* _STORED ROWS_
** START **
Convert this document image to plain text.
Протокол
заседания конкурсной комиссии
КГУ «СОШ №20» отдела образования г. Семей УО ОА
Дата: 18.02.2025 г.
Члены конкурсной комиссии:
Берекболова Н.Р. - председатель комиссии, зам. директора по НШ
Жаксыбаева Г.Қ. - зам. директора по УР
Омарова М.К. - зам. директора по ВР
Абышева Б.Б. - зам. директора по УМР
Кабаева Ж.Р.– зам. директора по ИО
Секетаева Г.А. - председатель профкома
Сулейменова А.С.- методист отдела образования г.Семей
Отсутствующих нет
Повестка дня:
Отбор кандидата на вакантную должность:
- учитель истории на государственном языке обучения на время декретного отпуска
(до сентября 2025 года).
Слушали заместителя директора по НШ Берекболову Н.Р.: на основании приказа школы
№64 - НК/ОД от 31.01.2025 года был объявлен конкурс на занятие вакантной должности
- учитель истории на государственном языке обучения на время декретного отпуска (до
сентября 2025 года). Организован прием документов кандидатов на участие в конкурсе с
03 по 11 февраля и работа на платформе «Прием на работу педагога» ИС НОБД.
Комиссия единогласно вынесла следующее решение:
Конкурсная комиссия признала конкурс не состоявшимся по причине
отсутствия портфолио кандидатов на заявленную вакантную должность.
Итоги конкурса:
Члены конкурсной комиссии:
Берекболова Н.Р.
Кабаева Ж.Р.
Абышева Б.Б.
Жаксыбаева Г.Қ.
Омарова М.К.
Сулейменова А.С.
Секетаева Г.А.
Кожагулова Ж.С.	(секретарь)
** END **
* _YOUR INSTRUCTIONS_
Extract all the material, leaving every line as it is.

* _FULL SOLUTION_
Convert this document image to plain text.
Протокол
заседания конкурсной комиссии
КГУ «СОШ №20» отдела образования г. Семей УО ОА
Дата: 18.02.2025 г.
Члены конкурсной комиссии:
Берекболова Н.Р. - председатель комиссии, зам. директора по НШ
Жаксыбаева Г.Қ. - зам. директора по УР
Омарова М.К. - зам. директора по ВР
Абышева Б.Б. - зам. директора по УМР
Кабаева Ж.Р.– зам. директора по ИО
Секетаева Г.А. - председатель профкома
Сулейменова А.С.- методист отдела образования г.Семей
Отсутствующих нет
Повестка дня:
Отбор кандидата на вакантную должность:
- учитель истории на государственном языке обучения на время декретного отпуска
(до сентября 2025 года).
Слушали заместителя директора по НШ Берекболову Н.Р.: на основании приказа школы
№64 - НК/ОД от 31.01.2025 года был объявлен конкурс на занятие вакантной должности
- учитель истории на государственном языке обучения на время декретного отпуска (до
сентября 2025 года). Организован прием документов кандидатов на участие в конкурсе с
03 по 11 февраля и работа на платформе «Прием на работу педагога» ИС НОБД.
Комиссия единогласно вынесла следующее решение:
Конкурсная комиссия признала конкурс не состоявшимся по причине
отсутствия портфолио кандидатов на заявленную вакантную должность.
Итоги конкурса:
Члены конкурсной комиссии:
Берекболова Н.Р.
Кабаева Ж.Р.
Абышева Б.Б.
Жаксыбаева Г.Қ.
Омарова М.К.
Сулейменова А.С.
Секетаева Г.А.
Кожагулова Ж.С.	(секретарь)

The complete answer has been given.